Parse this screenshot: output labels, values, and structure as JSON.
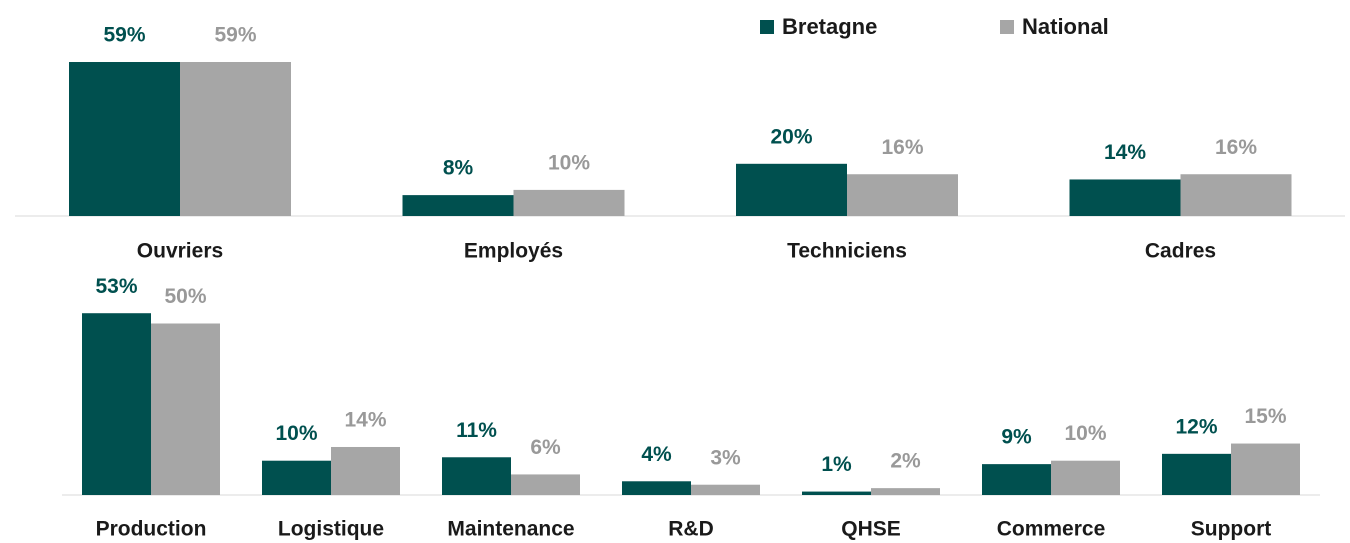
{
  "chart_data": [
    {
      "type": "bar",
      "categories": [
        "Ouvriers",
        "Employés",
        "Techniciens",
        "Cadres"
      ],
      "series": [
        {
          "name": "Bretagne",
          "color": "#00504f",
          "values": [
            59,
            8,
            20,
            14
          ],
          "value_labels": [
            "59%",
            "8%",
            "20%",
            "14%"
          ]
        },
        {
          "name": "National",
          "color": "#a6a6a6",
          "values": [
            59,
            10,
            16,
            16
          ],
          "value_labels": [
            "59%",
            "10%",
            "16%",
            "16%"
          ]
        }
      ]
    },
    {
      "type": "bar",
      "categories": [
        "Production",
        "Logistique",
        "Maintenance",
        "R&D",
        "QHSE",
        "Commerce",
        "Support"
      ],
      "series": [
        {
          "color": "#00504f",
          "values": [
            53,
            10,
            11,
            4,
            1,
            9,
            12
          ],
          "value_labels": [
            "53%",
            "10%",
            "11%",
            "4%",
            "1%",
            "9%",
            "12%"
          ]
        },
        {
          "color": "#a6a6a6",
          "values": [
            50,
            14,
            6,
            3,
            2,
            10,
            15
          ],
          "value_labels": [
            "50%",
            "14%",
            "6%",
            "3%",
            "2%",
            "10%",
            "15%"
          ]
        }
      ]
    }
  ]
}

---

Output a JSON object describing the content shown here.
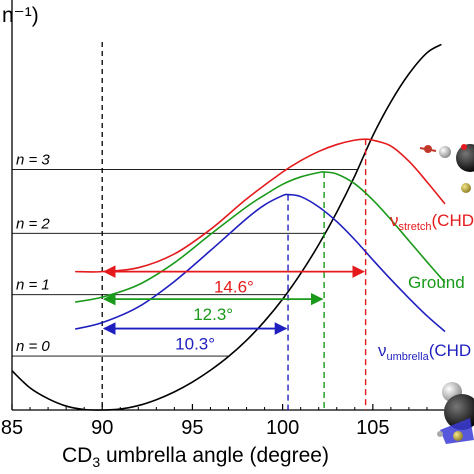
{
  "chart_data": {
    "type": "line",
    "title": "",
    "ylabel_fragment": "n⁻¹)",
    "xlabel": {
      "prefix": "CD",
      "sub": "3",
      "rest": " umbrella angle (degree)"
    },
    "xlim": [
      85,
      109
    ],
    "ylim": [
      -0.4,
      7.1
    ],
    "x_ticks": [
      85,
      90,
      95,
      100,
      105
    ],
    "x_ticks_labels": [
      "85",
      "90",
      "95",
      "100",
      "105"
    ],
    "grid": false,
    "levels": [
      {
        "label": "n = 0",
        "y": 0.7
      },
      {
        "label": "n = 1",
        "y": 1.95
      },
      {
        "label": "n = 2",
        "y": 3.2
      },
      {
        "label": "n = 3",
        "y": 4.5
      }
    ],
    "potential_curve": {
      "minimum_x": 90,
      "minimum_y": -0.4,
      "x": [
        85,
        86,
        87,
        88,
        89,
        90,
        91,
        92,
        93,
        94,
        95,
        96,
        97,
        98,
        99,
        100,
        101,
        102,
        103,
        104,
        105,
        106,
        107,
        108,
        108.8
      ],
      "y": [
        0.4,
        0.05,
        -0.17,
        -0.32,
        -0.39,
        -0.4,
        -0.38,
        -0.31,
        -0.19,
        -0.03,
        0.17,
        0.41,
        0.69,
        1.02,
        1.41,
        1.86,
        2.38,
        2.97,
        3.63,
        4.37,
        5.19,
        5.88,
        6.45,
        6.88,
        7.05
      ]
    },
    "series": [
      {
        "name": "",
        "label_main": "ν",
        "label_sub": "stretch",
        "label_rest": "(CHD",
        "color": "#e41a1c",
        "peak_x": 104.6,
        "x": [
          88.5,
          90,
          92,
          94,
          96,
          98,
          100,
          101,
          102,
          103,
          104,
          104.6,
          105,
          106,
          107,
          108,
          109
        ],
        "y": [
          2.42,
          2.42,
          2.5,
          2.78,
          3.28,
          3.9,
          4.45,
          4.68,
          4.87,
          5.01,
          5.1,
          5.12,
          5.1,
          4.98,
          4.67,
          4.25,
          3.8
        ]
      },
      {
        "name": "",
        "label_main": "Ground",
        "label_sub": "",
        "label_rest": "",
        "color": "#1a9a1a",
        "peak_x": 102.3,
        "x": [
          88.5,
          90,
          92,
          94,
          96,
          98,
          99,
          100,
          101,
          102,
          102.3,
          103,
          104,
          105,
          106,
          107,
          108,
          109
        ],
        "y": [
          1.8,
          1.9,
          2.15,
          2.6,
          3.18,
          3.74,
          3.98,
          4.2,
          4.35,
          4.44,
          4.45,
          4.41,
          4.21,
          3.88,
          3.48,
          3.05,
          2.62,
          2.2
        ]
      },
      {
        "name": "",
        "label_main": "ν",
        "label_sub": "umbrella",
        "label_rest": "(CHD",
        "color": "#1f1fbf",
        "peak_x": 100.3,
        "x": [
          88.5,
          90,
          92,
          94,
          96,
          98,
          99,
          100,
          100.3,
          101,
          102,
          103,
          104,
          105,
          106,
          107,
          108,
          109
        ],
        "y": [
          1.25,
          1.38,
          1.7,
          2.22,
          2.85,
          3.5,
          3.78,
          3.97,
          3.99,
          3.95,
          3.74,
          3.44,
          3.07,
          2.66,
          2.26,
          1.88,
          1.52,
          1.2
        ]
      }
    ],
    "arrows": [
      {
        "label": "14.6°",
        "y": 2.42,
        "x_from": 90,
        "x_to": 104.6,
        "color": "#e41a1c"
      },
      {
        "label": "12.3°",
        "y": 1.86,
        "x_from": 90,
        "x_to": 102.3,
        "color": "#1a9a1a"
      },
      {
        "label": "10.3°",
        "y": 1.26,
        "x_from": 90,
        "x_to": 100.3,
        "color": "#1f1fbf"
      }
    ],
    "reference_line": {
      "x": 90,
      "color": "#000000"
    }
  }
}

==

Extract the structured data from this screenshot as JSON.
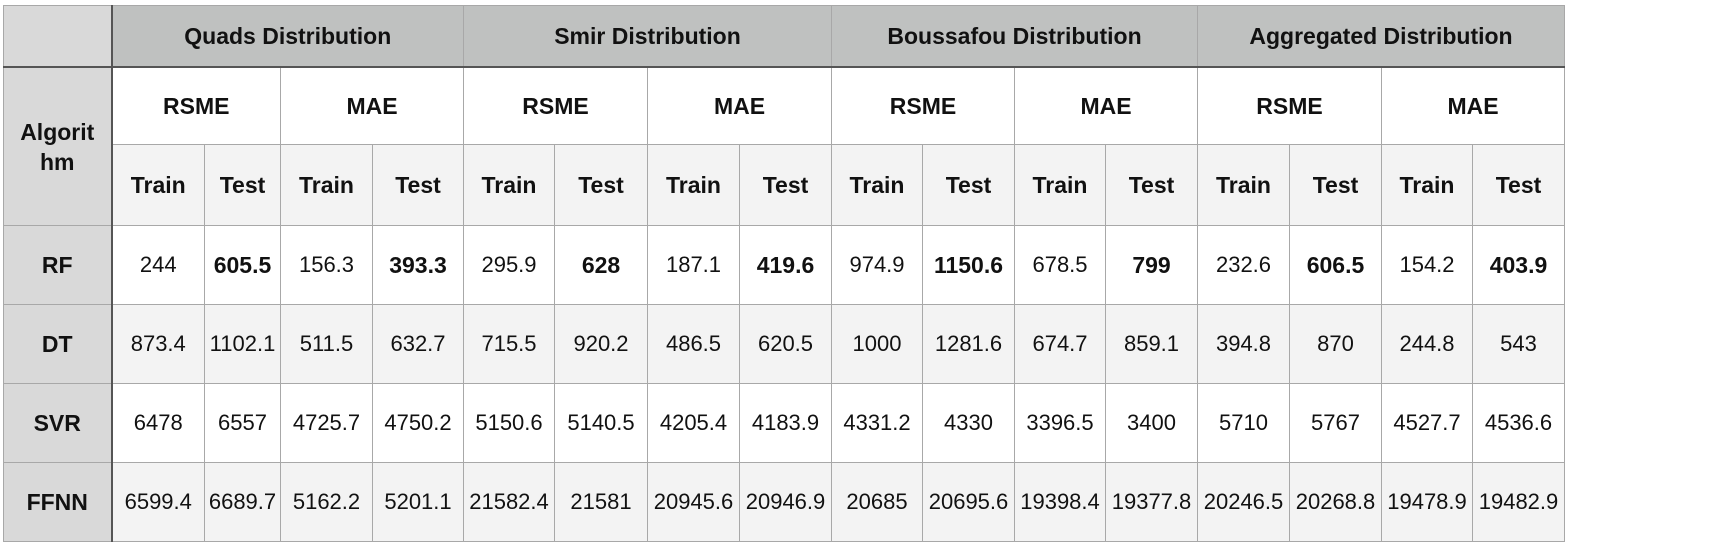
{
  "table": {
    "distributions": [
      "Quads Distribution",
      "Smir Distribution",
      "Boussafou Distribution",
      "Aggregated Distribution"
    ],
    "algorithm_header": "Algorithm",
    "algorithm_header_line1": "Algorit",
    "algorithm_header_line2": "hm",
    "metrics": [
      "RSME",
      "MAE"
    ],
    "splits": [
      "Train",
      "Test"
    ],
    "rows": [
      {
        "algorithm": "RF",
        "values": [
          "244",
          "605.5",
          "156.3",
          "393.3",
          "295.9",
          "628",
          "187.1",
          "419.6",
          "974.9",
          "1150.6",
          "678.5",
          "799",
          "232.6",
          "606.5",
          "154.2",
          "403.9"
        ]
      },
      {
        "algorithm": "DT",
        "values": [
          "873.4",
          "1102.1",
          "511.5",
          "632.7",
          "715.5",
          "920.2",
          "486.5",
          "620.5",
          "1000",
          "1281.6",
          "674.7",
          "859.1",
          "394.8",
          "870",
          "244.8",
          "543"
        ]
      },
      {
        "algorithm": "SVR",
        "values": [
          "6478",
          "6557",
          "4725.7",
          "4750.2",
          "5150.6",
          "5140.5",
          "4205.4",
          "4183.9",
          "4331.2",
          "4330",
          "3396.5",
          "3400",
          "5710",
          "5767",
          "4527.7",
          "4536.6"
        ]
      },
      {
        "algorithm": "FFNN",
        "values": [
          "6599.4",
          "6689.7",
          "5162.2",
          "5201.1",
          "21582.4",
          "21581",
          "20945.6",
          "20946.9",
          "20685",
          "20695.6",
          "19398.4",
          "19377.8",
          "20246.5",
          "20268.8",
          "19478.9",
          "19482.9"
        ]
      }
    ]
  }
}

# Work to complete
Within the material above, find the lines that contain the word "color"; copy them.

# Task result
          "color": "#00504f",
          "color": "#a6a6a6",
          "color": "#00504f",
          "color": "#a6a6a6",
        "color": "#e41a1c",
        "color": "#1a9a1a",
        "color": "#1f1fbf",
        "color": "#e41a1c"
        "color": "#1a9a1a"
        "color": "#1f1fbf"
      "color": "#000000"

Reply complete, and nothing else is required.